> [Written problem]: Copy out all the lines in the records that include the word "footer".

> [Supplied data]:
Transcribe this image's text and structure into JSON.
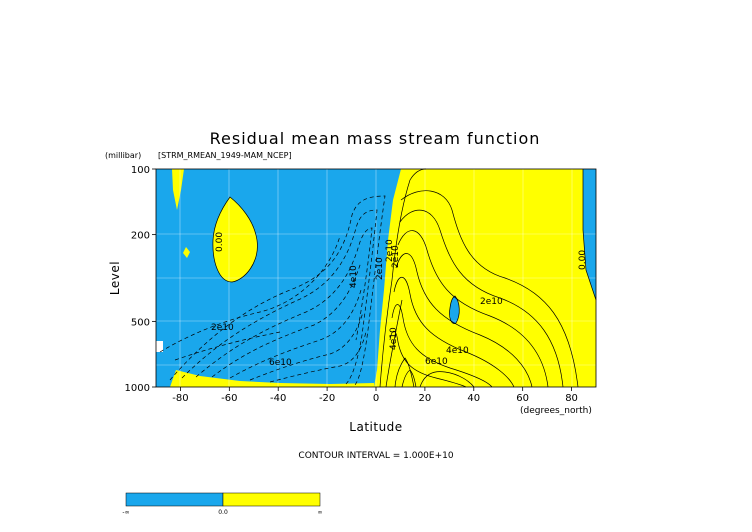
{
  "chart_data": {
    "type": "heatmap",
    "title": "Residual mean mass stream function",
    "subtitle": "[STRM_RMEAN_1949-MAM_NCEP]",
    "xlabel": "Latitude",
    "ylabel": "Level",
    "x_units": "(degrees_north)",
    "y_units": "(millibar)",
    "xlim": [
      -90,
      90
    ],
    "ylim": [
      1000,
      100
    ],
    "y_scale": "log",
    "grid": true,
    "x_ticks": [
      -80,
      -60,
      -40,
      -20,
      0,
      20,
      40,
      60,
      80
    ],
    "x_tick_labels": [
      "-80",
      "-60",
      "-40",
      "-20",
      "0",
      "20",
      "40",
      "60",
      "80"
    ],
    "y_ticks": [
      100,
      200,
      500,
      1000
    ],
    "y_tick_labels": [
      "100",
      "200",
      "500",
      "1000"
    ],
    "footer": "CONTOUR INTERVAL = 1.000E+10",
    "colorbar": {
      "labels": [
        "-∞",
        "0.0",
        "∞"
      ],
      "colors": [
        "#1aa7ec",
        "#ffff00"
      ]
    },
    "contour_labels": [
      "0.00",
      "0.00",
      "2e10",
      "4e10",
      "2e10",
      "6e10",
      "2e10",
      "2e10",
      "4e10",
      "2e10",
      "6e10",
      "4e10"
    ],
    "colors": {
      "negative": "#1aa7ec",
      "positive": "#ffff00",
      "gap": "#ffffff"
    }
  }
}
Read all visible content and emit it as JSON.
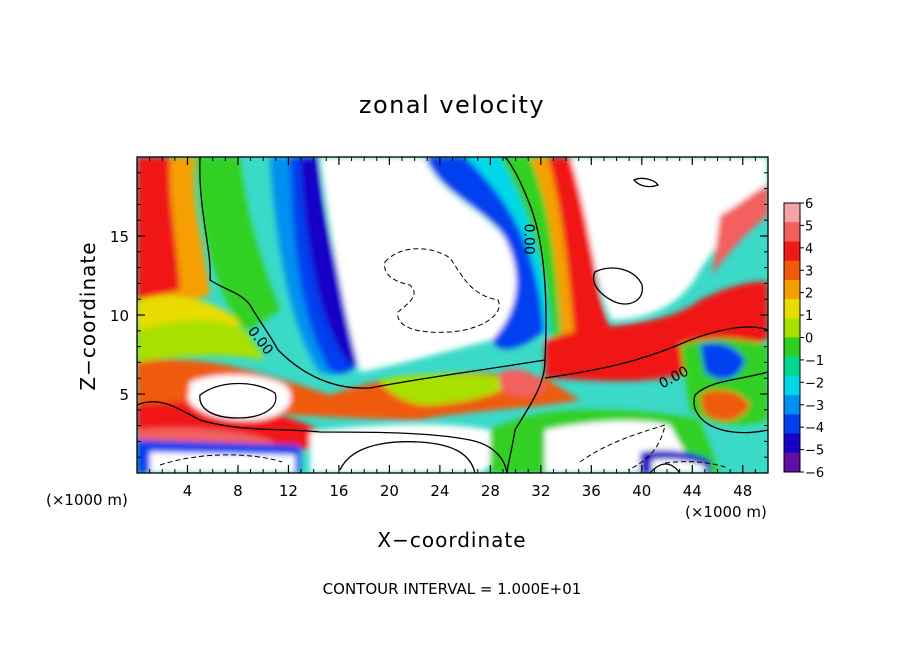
{
  "chart_data": {
    "type": "heatmap",
    "title": "zonal velocity",
    "xlabel": "X−coordinate",
    "ylabel": "Z−coordinate",
    "x_unit": "(×1000 m)",
    "x_unit_right": "(×1000 m)",
    "xlim": [
      0,
      50
    ],
    "ylim": [
      0,
      20
    ],
    "x_ticks": [
      4,
      8,
      12,
      16,
      20,
      24,
      28,
      32,
      36,
      40,
      44,
      48
    ],
    "y_ticks": [
      5,
      10,
      15
    ],
    "colorbar": {
      "levels": [
        6,
        5,
        4,
        3,
        2,
        1,
        0,
        -1,
        -2,
        -3,
        -4,
        -5,
        -6
      ],
      "labels": [
        "6",
        "5",
        "4",
        "3",
        "2",
        "1",
        "0",
        "−1",
        "−2",
        "−3",
        "−4",
        "−5",
        "−6"
      ],
      "colors": [
        "#f4a4a4",
        "#f26060",
        "#f01818",
        "#f05a0a",
        "#f5a000",
        "#e8dc00",
        "#a8e000",
        "#30d020",
        "#00d890",
        "#00d8e8",
        "#0090f0",
        "#0040f0",
        "#1800c8",
        "#6010a0"
      ]
    },
    "contour_labels": [
      {
        "text": "0.00",
        "x": 9.5,
        "z": 8.2,
        "angle": 52
      },
      {
        "text": "0.00",
        "x": 30.7,
        "z": 14.8,
        "angle": 90
      },
      {
        "text": "0.00",
        "x": 42.7,
        "z": 5.8,
        "angle": -28
      }
    ],
    "footer": "CONTOUR INTERVAL = 1.000E+01"
  }
}
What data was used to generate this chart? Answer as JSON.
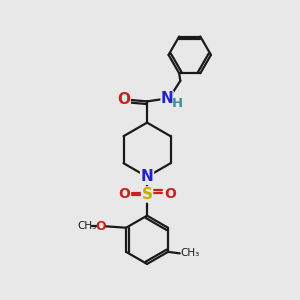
{
  "bg_color": "#e8e8e8",
  "bond_color": "#1a1a1a",
  "bond_width": 1.6,
  "N_color": "#2222cc",
  "O_color": "#cc2020",
  "S_color": "#ccaa00",
  "H_color": "#3a9090",
  "figsize": [
    3.0,
    3.0
  ],
  "dpi": 100,
  "xlim": [
    0,
    10
  ],
  "ylim": [
    0,
    10
  ]
}
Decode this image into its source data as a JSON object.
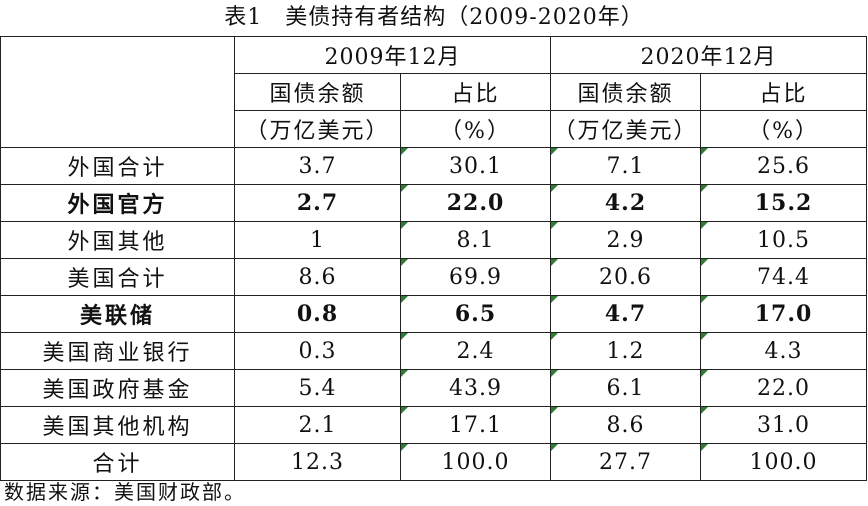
{
  "title": "表1　美债持有者结构（2009-2020年）",
  "header": {
    "periods": [
      "2009年12月",
      "2020年12月"
    ],
    "col_label_1": "国债余额",
    "col_label_2": "占比",
    "unit_1": "（万亿美元）",
    "unit_2": "（%）"
  },
  "rows": [
    {
      "label": "外国合计",
      "v": [
        "3.7",
        "30.1",
        "7.1",
        "25.6"
      ]
    },
    {
      "label": "外国官方",
      "v": [
        "2.7",
        "22.0",
        "4.2",
        "15.2"
      ]
    },
    {
      "label": "外国其他",
      "v": [
        "1",
        "8.1",
        "2.9",
        "10.5"
      ]
    },
    {
      "label": "美国合计",
      "v": [
        "8.6",
        "69.9",
        "20.6",
        "74.4"
      ]
    },
    {
      "label": "美联储",
      "v": [
        "0.8",
        "6.5",
        "4.7",
        "17.0"
      ]
    },
    {
      "label": "美国商业银行",
      "v": [
        "0.3",
        "2.4",
        "1.2",
        "4.3"
      ]
    },
    {
      "label": "美国政府基金",
      "v": [
        "5.4",
        "43.9",
        "6.1",
        "22.0"
      ]
    },
    {
      "label": "美国其他机构",
      "v": [
        "2.1",
        "17.1",
        "8.6",
        "31.0"
      ]
    },
    {
      "label": "合计",
      "v": [
        "12.3",
        "100.0",
        "27.7",
        "100.0"
      ]
    }
  ],
  "source": "数据来源：美国财政部。",
  "colors": {
    "marker": "#2e7d32",
    "border": "#222222",
    "text": "#111111"
  }
}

> [Exercise result]:
    "footer": "CONTOUR INTERVAL = 1.000E+10",
    "footer": "CONTOUR INTERVAL = 1.000E+01"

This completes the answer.